Reproduce all of the data exactly.
** Begin Information given **
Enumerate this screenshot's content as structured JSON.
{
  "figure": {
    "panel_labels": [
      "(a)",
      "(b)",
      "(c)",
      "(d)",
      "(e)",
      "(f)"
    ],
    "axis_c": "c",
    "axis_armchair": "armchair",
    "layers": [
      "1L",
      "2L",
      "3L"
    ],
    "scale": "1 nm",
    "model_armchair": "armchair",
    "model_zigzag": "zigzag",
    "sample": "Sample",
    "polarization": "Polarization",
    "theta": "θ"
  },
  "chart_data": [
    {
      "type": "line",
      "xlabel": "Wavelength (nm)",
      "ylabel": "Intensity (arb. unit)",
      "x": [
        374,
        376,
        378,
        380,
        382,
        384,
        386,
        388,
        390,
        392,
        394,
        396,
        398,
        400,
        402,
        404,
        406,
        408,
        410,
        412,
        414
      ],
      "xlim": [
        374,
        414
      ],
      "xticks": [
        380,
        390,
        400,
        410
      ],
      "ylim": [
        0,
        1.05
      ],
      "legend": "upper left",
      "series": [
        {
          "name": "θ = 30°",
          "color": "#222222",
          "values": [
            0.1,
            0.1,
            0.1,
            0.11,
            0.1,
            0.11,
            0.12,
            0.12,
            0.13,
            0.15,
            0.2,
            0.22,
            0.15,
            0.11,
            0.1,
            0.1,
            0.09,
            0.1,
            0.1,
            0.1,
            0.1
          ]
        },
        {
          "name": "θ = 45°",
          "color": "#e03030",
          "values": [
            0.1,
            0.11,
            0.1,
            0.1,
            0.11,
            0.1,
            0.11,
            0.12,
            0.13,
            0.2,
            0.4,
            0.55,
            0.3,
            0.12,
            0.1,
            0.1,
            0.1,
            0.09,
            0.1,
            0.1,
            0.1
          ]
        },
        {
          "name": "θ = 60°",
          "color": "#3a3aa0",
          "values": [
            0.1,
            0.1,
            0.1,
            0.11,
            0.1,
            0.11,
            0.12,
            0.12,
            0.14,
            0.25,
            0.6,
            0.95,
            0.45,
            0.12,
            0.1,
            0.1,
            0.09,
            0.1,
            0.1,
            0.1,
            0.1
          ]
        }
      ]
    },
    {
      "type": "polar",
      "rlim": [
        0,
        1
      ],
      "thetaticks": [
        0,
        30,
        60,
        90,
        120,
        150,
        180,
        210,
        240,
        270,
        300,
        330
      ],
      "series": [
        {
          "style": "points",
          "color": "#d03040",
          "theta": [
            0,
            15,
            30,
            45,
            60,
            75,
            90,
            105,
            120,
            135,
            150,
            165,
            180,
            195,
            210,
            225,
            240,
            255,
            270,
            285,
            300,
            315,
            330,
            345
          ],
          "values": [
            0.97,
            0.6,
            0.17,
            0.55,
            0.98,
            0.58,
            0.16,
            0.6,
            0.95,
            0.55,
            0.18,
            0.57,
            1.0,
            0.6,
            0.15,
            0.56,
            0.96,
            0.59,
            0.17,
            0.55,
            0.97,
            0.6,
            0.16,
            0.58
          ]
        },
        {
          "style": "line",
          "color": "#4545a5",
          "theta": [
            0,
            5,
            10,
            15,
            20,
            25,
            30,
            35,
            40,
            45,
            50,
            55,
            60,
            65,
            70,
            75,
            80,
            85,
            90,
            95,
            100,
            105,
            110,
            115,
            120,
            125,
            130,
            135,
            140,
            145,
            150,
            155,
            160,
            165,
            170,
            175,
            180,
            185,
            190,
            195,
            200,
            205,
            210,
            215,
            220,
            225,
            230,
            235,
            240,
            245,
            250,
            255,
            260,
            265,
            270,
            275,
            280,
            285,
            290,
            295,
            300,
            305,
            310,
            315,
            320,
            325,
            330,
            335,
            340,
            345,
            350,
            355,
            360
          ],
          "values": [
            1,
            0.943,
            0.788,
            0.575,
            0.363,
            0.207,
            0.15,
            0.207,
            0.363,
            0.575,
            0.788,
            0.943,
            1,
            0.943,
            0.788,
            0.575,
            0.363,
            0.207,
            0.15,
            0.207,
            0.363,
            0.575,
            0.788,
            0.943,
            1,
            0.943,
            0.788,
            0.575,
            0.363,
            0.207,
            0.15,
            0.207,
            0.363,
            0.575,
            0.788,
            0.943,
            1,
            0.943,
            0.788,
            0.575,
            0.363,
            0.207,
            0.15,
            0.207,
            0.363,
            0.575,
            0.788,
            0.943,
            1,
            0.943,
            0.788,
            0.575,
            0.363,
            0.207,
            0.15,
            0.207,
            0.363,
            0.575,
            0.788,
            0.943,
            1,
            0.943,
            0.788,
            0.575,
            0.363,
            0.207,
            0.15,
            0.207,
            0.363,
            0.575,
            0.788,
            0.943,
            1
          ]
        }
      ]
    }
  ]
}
** End Information given **
Written answer =>
Enumerate this screenshot's content as structured JSON.
{
  "figure": {
    "panel_labels": [
      "(a)",
      "(b)",
      "(c)",
      "(d)",
      "(e)",
      "(f)"
    ],
    "axis_c": "c",
    "axis_armchair": "armchair",
    "layers": [
      "1L",
      "2L",
      "3L"
    ],
    "scale": "1 nm",
    "model_armchair": "armchair",
    "model_zigzag": "zigzag",
    "sample": "Sample",
    "polarization": "Polarization",
    "theta": "θ"
  },
  "chart_data": [
    {
      "type": "line",
      "xlabel": "Wavelength (nm)",
      "ylabel": "Intensity (arb. unit)",
      "x": [
        374,
        376,
        378,
        380,
        382,
        384,
        386,
        388,
        390,
        392,
        394,
        396,
        398,
        400,
        402,
        404,
        406,
        408,
        410,
        412,
        414
      ],
      "xlim": [
        374,
        414
      ],
      "xticks": [
        380,
        390,
        400,
        410
      ],
      "ylim": [
        0,
        1.05
      ],
      "legend": "upper left",
      "series": [
        {
          "name": "θ = 30°",
          "color": "#222222",
          "values": [
            0.1,
            0.1,
            0.1,
            0.11,
            0.1,
            0.11,
            0.12,
            0.12,
            0.13,
            0.15,
            0.2,
            0.22,
            0.15,
            0.11,
            0.1,
            0.1,
            0.09,
            0.1,
            0.1,
            0.1,
            0.1
          ]
        },
        {
          "name": "θ = 45°",
          "color": "#e03030",
          "values": [
            0.1,
            0.11,
            0.1,
            0.1,
            0.11,
            0.1,
            0.11,
            0.12,
            0.13,
            0.2,
            0.4,
            0.55,
            0.3,
            0.12,
            0.1,
            0.1,
            0.1,
            0.09,
            0.1,
            0.1,
            0.1
          ]
        },
        {
          "name": "θ = 60°",
          "color": "#3a3aa0",
          "values": [
            0.1,
            0.1,
            0.1,
            0.11,
            0.1,
            0.11,
            0.12,
            0.12,
            0.14,
            0.25,
            0.6,
            0.95,
            0.45,
            0.12,
            0.1,
            0.1,
            0.09,
            0.1,
            0.1,
            0.1,
            0.1
          ]
        }
      ]
    },
    {
      "type": "polar",
      "rlim": [
        0,
        1
      ],
      "thetaticks": [
        0,
        30,
        60,
        90,
        120,
        150,
        180,
        210,
        240,
        270,
        300,
        330
      ],
      "series": [
        {
          "style": "points",
          "color": "#d03040",
          "theta": [
            0,
            15,
            30,
            45,
            60,
            75,
            90,
            105,
            120,
            135,
            150,
            165,
            180,
            195,
            210,
            225,
            240,
            255,
            270,
            285,
            300,
            315,
            330,
            345
          ],
          "values": [
            0.97,
            0.6,
            0.17,
            0.55,
            0.98,
            0.58,
            0.16,
            0.6,
            0.95,
            0.55,
            0.18,
            0.57,
            1.0,
            0.6,
            0.15,
            0.56,
            0.96,
            0.59,
            0.17,
            0.55,
            0.97,
            0.6,
            0.16,
            0.58
          ]
        },
        {
          "style": "line",
          "color": "#4545a5",
          "theta": [
            0,
            5,
            10,
            15,
            20,
            25,
            30,
            35,
            40,
            45,
            50,
            55,
            60,
            65,
            70,
            75,
            80,
            85,
            90,
            95,
            100,
            105,
            110,
            115,
            120,
            125,
            130,
            135,
            140,
            145,
            150,
            155,
            160,
            165,
            170,
            175,
            180,
            185,
            190,
            195,
            200,
            205,
            210,
            215,
            220,
            225,
            230,
            235,
            240,
            245,
            250,
            255,
            260,
            265,
            270,
            275,
            280,
            285,
            290,
            295,
            300,
            305,
            310,
            315,
            320,
            325,
            330,
            335,
            340,
            345,
            350,
            355,
            360
          ],
          "values": [
            1,
            0.943,
            0.788,
            0.575,
            0.363,
            0.207,
            0.15,
            0.207,
            0.363,
            0.575,
            0.788,
            0.943,
            1,
            0.943,
            0.788,
            0.575,
            0.363,
            0.207,
            0.15,
            0.207,
            0.363,
            0.575,
            0.788,
            0.943,
            1,
            0.943,
            0.788,
            0.575,
            0.363,
            0.207,
            0.15,
            0.207,
            0.363,
            0.575,
            0.788,
            0.943,
            1,
            0.943,
            0.788,
            0.575,
            0.363,
            0.207,
            0.15,
            0.207,
            0.363,
            0.575,
            0.788,
            0.943,
            1,
            0.943,
            0.788,
            0.575,
            0.363,
            0.207,
            0.15,
            0.207,
            0.363,
            0.575,
            0.788,
            0.943,
            1,
            0.943,
            0.788,
            0.575,
            0.363,
            0.207,
            0.15,
            0.207,
            0.363,
            0.575,
            0.788,
            0.943,
            1
          ]
        }
      ]
    }
  ]
}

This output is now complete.